* Exercise inputs *
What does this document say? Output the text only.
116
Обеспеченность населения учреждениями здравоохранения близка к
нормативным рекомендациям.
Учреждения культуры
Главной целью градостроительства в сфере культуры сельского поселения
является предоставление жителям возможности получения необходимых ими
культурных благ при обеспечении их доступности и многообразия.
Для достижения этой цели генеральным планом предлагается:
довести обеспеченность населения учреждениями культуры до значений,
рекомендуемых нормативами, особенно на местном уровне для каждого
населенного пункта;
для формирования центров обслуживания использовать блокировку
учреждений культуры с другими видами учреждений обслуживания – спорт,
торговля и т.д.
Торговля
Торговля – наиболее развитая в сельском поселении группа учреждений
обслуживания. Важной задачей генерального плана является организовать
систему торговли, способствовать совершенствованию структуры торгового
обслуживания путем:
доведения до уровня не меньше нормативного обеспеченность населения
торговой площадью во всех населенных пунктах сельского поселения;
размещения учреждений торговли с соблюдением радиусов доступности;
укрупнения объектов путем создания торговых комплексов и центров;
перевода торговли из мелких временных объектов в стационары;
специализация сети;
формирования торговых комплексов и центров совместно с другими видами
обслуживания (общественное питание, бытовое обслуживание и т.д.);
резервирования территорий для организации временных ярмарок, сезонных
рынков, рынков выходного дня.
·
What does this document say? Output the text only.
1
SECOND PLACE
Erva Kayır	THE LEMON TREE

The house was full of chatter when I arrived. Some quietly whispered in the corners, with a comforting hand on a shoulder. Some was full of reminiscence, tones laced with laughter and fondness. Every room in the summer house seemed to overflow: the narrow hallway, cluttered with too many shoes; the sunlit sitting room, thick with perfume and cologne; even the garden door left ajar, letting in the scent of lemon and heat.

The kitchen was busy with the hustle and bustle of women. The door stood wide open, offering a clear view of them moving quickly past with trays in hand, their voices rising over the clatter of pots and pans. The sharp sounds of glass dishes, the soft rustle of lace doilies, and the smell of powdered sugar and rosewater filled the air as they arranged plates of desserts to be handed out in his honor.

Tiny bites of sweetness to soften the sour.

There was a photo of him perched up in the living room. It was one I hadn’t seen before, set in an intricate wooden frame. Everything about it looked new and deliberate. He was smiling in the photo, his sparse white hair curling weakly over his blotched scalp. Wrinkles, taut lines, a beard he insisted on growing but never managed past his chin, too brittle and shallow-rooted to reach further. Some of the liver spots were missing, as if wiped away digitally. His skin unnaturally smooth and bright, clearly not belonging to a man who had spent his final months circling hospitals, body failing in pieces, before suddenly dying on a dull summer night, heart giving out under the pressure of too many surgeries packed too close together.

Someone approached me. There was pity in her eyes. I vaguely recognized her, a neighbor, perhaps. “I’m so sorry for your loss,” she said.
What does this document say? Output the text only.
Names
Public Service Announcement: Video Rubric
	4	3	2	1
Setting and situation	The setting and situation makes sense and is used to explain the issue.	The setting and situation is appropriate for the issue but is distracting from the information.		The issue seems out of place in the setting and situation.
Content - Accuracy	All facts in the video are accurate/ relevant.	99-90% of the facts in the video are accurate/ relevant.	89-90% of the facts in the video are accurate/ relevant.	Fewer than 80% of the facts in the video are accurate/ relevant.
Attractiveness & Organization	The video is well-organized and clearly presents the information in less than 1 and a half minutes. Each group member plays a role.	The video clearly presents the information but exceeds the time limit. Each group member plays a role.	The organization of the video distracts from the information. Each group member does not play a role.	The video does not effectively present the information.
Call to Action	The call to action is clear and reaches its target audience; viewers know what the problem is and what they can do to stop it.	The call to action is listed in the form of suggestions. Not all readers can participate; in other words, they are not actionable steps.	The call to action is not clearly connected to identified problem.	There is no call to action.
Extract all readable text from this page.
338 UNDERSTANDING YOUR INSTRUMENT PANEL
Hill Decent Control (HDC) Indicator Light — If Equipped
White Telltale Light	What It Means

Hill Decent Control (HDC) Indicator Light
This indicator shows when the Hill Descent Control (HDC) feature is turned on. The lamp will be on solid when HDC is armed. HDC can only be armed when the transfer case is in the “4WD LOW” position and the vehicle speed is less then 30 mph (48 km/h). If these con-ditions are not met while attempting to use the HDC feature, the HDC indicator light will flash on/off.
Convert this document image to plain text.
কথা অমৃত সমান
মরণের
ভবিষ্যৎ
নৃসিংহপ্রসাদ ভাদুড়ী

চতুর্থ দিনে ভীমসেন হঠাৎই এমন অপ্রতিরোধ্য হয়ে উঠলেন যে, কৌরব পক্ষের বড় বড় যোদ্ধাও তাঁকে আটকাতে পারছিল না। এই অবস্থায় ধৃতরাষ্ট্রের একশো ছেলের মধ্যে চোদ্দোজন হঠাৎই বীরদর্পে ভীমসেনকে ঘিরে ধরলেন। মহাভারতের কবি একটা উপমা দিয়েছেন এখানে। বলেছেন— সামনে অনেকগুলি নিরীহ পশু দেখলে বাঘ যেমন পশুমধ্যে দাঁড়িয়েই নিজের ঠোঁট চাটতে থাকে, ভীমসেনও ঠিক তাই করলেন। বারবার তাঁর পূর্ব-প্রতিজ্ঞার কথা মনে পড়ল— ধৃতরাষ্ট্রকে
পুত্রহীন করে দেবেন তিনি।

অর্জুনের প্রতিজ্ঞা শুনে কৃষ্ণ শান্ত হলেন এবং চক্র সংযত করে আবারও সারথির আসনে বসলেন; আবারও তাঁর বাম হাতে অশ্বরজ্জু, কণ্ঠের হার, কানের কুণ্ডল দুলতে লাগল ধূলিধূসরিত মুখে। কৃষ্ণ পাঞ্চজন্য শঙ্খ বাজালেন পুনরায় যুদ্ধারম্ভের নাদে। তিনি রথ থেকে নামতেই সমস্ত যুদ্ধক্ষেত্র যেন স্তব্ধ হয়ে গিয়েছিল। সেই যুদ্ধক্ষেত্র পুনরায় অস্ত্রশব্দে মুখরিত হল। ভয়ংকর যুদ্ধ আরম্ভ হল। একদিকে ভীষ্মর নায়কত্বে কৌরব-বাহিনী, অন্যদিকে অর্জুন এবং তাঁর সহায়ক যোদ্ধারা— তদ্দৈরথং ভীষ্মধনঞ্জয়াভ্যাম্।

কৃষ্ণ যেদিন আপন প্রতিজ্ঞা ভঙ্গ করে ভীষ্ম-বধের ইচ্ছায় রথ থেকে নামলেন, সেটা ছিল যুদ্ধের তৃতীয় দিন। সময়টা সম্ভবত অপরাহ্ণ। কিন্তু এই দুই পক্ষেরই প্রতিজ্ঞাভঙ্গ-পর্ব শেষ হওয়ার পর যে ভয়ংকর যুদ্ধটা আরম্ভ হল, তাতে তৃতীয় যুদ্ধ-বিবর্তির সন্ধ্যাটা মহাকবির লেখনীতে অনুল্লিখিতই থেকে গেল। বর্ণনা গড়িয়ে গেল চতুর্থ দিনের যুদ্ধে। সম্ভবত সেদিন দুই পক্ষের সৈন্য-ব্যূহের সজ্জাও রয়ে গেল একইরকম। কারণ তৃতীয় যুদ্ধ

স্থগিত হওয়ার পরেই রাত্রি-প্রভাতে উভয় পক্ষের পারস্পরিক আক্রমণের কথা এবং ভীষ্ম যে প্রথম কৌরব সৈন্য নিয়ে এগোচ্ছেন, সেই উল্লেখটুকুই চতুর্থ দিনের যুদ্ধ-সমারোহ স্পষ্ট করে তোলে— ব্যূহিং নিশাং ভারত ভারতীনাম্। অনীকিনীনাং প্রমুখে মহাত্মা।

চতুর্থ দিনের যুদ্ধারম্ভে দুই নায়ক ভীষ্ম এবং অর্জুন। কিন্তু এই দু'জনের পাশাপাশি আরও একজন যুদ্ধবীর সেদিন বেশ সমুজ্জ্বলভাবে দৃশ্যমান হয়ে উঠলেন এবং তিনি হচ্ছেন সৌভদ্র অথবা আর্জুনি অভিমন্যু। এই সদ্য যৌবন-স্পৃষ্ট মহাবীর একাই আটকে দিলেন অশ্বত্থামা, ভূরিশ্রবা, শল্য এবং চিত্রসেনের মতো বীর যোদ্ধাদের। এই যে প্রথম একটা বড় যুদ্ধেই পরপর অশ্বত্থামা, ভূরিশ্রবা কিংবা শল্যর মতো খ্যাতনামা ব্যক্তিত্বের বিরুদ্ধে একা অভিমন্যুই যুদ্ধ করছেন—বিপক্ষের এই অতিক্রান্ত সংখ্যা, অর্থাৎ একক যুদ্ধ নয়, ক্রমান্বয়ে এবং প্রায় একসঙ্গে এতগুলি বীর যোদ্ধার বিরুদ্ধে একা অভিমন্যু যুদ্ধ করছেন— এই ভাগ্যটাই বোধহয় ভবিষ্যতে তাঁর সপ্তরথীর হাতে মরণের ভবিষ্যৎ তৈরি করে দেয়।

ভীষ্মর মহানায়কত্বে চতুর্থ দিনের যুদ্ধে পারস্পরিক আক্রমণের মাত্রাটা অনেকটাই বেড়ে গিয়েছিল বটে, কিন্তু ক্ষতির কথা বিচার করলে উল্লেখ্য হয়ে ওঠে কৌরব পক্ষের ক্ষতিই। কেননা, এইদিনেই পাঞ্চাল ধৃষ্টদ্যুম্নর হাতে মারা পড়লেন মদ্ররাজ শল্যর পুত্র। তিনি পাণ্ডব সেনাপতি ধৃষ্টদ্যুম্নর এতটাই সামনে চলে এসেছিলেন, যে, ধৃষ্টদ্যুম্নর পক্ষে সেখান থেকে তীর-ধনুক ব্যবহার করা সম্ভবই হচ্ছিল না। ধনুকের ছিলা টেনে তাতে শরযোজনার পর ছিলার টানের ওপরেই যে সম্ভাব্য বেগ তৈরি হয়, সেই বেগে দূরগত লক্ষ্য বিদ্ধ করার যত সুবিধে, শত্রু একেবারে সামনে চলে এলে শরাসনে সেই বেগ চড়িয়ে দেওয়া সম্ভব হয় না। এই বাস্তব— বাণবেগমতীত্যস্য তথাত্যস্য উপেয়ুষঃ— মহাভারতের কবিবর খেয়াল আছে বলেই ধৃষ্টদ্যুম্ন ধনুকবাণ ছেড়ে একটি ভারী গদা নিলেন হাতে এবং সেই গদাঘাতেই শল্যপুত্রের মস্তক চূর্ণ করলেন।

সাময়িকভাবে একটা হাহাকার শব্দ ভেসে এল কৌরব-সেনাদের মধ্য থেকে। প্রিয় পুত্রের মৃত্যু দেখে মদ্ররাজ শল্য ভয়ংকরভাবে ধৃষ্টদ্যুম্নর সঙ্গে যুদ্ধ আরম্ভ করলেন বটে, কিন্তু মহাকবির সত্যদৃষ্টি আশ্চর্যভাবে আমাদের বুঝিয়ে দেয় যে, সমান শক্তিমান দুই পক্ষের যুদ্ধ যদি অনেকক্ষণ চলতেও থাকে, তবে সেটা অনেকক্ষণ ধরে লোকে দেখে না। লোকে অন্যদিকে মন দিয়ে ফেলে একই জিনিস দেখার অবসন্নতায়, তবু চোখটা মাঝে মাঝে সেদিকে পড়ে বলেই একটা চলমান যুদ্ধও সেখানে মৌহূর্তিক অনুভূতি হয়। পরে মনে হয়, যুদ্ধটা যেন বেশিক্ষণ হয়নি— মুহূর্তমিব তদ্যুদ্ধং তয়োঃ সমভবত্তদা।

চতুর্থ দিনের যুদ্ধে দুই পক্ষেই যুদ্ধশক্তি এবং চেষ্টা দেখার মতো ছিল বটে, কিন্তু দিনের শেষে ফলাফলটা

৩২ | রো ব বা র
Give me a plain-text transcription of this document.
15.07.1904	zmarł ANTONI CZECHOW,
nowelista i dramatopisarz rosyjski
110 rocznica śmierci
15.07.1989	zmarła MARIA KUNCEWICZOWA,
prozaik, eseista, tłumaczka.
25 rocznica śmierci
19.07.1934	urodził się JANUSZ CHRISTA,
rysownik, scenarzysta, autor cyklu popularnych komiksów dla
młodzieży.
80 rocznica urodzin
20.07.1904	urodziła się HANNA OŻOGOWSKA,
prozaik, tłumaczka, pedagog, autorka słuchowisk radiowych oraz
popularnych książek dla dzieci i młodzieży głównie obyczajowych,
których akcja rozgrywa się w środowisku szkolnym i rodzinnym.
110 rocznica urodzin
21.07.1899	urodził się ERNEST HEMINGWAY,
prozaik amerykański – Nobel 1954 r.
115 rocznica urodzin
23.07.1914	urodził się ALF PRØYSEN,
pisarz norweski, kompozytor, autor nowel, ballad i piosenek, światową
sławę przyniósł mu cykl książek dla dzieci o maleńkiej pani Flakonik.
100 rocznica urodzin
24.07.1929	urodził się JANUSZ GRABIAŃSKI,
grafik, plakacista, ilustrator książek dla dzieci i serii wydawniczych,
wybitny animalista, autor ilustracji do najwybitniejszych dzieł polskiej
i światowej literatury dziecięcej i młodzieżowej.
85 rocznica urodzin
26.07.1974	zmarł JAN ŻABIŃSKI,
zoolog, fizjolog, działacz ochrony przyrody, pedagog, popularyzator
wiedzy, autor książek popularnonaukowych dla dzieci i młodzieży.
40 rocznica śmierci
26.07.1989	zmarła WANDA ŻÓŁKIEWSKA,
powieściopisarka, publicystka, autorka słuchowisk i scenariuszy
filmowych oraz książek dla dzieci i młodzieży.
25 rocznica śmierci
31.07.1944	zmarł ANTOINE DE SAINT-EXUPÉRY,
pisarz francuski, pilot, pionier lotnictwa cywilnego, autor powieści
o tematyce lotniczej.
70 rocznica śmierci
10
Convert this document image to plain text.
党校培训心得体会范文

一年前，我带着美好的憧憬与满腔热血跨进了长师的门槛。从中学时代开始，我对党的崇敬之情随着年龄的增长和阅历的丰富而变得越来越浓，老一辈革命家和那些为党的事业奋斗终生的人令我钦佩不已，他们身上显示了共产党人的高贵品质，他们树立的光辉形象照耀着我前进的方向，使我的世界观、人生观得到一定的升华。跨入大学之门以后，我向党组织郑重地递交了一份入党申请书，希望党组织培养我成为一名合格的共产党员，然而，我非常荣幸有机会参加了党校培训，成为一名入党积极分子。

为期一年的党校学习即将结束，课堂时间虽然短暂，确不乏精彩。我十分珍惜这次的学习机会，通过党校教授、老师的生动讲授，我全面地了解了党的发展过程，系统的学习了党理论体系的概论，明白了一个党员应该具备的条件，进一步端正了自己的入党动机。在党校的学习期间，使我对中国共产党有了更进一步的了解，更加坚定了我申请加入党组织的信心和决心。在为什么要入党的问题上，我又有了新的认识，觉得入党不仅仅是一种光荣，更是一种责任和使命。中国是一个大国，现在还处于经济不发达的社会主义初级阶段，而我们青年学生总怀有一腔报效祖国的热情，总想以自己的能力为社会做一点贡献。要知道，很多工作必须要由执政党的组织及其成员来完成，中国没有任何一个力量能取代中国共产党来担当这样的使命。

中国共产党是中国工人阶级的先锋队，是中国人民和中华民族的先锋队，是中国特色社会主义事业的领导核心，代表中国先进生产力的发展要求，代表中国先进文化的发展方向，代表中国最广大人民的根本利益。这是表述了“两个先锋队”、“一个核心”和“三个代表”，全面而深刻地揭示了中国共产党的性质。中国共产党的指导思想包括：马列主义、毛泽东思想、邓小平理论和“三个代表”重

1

* Problem requirements *
Copy all lines from the material that hold "доступности".

* Answer *
культурных благ при обеспечении их доступности и многообразия.
размещения учреждений торговли с соблюдением радиусов доступности;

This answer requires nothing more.